- [What needs to be done]:
Quote the forum replies on DAQmx benchmarking below word for word, from start to end.

- [Text block]:
╔══

Some comments on your benchmarking:

* CPU usage is a bad indicator. Some of the DAQmx functions use polling, so you can be close to 100% CPU usage and still increase speed.

* Set the priority of the VI to time critical. I'm not sure if you will experience issues in the benchmarking, but you should see a drop in performance without this setting if doing something else on the PC (Ope/Close a window).

* Try to use a timed loop.

Generally, your hardware is much faster than the software/OS. So you need to get most tasks done on the card instead of the PC. This is the case when you aquire 250 samples in Part 2, the transfer overhead is 'invisible' as the device already aquires the next 250 samples.

Felix

If you are going into those settings, you'd probably want to disable debugging as well. But to be honest: I expect those optimizations to not tweak the application in such a way that you are going to celebrate......

Norbert

Hi Michael,

Here are some more suggestions.

In all cases, start or commit the task outside the loop whenever possible (like you did for AI), so that DAQmx doesn't have to reserve and program the DAQ hardware for each iteration. If you must use on-demand timing, starting the task outside the loop should speed it up by a measureable amount, even if it will never be as fast as hardware timing.

Analog in: This VI already uses hardware timed, buffered input, and it commits the task outside the loop, so this is almost as good as it gets. However, it can miss triggers, because re-arming the DAQ hardware for the next trigger is done by the VI, not by the DAQ hardware. M Series only supports hardware retriggering for counter output tasks, so doing analog input retriggering on M Series requires using the counter/timers to generate a sample clock. (Example: Retriggerable Analog Input with Analog Trigger.) The new X Series  devices support analog input retriggering natively in hardware.

╚══

- [Information shown]:
╔══

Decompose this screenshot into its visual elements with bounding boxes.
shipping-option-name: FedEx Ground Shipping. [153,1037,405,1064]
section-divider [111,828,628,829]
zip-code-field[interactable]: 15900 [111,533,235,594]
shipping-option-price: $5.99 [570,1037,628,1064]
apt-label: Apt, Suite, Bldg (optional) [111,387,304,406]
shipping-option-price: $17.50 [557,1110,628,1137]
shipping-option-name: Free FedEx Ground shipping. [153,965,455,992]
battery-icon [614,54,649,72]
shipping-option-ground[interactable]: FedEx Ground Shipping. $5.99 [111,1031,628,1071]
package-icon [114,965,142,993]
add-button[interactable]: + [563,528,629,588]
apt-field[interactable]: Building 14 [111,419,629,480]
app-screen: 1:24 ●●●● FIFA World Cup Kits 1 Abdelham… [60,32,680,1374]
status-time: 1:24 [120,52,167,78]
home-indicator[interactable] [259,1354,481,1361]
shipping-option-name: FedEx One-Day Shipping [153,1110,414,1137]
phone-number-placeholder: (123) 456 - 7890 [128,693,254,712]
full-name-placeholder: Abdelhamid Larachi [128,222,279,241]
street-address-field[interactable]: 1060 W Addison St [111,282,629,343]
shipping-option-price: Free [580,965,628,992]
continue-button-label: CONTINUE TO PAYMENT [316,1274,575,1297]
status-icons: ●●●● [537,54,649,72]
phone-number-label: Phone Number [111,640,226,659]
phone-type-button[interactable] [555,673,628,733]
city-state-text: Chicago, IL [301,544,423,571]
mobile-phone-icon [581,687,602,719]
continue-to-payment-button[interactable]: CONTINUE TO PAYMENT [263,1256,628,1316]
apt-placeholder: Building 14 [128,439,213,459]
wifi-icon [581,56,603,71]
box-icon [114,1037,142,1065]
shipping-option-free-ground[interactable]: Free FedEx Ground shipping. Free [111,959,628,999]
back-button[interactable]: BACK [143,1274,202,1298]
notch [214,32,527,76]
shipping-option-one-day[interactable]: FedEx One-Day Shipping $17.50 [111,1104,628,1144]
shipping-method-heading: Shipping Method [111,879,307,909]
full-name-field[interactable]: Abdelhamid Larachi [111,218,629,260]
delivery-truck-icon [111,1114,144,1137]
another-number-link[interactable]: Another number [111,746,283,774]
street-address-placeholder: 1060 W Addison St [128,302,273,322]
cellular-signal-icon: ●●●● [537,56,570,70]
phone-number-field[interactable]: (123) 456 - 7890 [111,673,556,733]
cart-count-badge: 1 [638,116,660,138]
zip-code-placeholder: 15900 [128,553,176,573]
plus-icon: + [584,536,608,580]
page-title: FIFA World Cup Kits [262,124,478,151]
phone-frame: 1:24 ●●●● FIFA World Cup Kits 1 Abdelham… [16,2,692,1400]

╚══

- [Exercise output]:
Some comments on your benchmarking:

* CPU usage is a bad indicator. Some of the DAQmx functions use polling, so you can be close to 100% CPU usage and still increase speed.

* Set the priority of the VI to time critical. I'm not sure if you will experience issues in the benchmarking, but you should see a drop in performance without this setting if doing something else on the PC (Ope/Close a window).

* Try to use a timed loop.

Generally, your hardware is much faster than the software/OS. So you need to get most tasks done on the card instead of the PC. This is the case when you aquire 250 samples in Part 2, the transfer overhead is 'invisible' as the device already aquires the next 250 samples.

Felix

If you are going into those settings, you'd probably want to disable debugging as well. But to be honest: I expect those optimizations to not tweak the application in such a way that you are going to celebrate......

Norbert

Hi Michael,

Here are some more suggestions.

In all cases, start or commit the task outside the loop whenever possible (like you did for AI), so that DAQmx doesn't have to reserve and program the DAQ hardware for each iteration. If you must use on-demand timing, starting the task outside the loop should speed it up by a measureable amount, even if it will never be as fast as hardware timing.

Analog in: This VI already uses hardware timed, buffered input, and it commits the task outside the loop, so this is almost as good as it gets. However, it can miss triggers, because re-arming the DAQ hardware for the next trigger is done by the VI, not by the DAQ hardware. M Series only supports hardware retriggering for counter output tasks, so doing analog input retriggering on M Series requires using the counter/timers to generate a sample clock. (Example: Retriggerable Analog Input with Analog Trigger.) The new X Series  devices support analog input retriggering natively in hardware.